- [To do]:
A – In the passage on Colombian and Peruvian military cooperation, what position was created specifically for the needs of the Air Force?
B – Reproduce the passage on Colombian and Peruvian military cooperation word for word, starting at "The need for" and ending at "terrestrial transportation routes.".
C – Carry on the passage on Colombian and Peruvian military cooperation from where it stops.

- [Provided passage]:
........

The meeting bolstered “the ties of friendship and cooperation between the Air Forces of Colombia and Peru,” according to the FAC. “The cooperative nature of the relationship between the two countries’ Air Forces is of great importance, and it is because of this that a Second-in-Command position has been created specifically for the needs of the Air Force. There is a significant number of overlapping themes and ample opportunity for mutual cooperation with the aim of strengthening operational capabilities, which will benefit regional security.”

Those opportunities for cooperation extend to the other branches of the Armed Forces of Peru and Colombia. For instance, the General Armed Forces Command's "Roundtable Talks of the Senior Officers of the Armed Forces of Colombia and Peru" has boasted participation from Second-inCommand personnel from each of the branches of the Armed Forces for 21 years.

The need for coordinated anti-drug efforts

Cooperation in the fight against international drug trafficking is needed to fight transnational criminal organizations, which are constantly evolving to develop new air, maritime, and terrestrial transportation routes.

........

Bounding box entries:
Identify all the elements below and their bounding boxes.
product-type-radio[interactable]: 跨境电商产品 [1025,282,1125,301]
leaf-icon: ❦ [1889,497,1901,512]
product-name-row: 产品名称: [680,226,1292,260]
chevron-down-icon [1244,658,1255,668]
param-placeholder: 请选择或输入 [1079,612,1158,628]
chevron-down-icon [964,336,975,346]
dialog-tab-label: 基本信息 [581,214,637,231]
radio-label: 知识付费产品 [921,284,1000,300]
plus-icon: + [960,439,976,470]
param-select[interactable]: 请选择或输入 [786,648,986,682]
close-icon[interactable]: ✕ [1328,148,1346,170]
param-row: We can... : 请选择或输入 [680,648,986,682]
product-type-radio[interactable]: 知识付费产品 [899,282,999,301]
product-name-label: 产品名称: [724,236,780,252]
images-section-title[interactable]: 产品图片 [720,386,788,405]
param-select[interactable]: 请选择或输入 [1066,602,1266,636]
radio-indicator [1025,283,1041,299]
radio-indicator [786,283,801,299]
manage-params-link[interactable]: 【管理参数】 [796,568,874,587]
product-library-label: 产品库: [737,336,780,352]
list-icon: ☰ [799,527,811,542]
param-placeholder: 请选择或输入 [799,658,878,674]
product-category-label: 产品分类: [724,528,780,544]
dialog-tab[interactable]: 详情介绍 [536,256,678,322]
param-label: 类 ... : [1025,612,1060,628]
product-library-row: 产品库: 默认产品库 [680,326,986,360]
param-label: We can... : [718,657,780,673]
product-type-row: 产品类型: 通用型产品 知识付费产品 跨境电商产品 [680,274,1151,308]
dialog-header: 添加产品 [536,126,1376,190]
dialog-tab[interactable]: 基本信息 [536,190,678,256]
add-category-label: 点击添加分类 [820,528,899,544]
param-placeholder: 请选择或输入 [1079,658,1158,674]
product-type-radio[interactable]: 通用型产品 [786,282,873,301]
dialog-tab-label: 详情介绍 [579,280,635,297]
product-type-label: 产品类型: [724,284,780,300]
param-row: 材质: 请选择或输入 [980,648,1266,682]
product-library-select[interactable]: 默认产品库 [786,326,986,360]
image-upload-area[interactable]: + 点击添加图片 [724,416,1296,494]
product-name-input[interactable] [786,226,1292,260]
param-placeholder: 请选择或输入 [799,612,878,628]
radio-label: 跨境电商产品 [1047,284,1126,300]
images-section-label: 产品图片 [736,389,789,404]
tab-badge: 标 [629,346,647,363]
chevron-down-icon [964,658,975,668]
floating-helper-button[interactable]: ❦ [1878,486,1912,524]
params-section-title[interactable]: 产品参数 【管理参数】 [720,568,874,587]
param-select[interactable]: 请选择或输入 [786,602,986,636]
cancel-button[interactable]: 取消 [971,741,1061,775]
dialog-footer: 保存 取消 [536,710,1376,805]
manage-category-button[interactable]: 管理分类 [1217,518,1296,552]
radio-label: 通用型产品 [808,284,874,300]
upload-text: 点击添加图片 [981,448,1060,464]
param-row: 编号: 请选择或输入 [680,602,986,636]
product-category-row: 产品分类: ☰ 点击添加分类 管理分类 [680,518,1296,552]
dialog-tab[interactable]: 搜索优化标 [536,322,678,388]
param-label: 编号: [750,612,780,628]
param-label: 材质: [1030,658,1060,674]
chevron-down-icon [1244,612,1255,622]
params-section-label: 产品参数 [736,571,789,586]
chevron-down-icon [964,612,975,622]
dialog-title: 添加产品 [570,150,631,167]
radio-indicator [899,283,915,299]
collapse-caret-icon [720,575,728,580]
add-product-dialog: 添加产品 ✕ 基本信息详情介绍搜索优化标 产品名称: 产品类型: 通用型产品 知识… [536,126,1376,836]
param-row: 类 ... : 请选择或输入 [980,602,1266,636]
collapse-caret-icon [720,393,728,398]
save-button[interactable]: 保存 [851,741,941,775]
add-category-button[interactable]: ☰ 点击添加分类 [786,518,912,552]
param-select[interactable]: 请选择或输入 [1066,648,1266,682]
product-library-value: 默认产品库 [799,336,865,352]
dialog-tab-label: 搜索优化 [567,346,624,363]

........

- [Responses]:
A – A Second-in-Command position.

B –
The need for coordinated anti-drug efforts

Cooperation in the fight against international drug trafficking is needed to fight transnational criminal organizations, which are constantly evolving to develop new air, maritime, and terrestrial transportation routes.

C –
“In this sense, the meeting of the Chiefs of Staff takes on great relevance with the common goal of closing spaces to drug trafficking,” Retired Lt. Gen. Bohórquez explained. “The problem of drug trafficking is very real, and the Colombian and Peruvian Air Forces are constantly updating much of their investigative work to keep up with the crime rings.”

Colombian and Brazilian organized crime groups traffic drugs throughout the region where Brazil, Colombia, and Peru meet.

“However, the actual trading is supervised by smaller organizations with operating bases often located downstream in either Brazil or Peru, where much of the drug production in the area happens,”
reported in April 2014.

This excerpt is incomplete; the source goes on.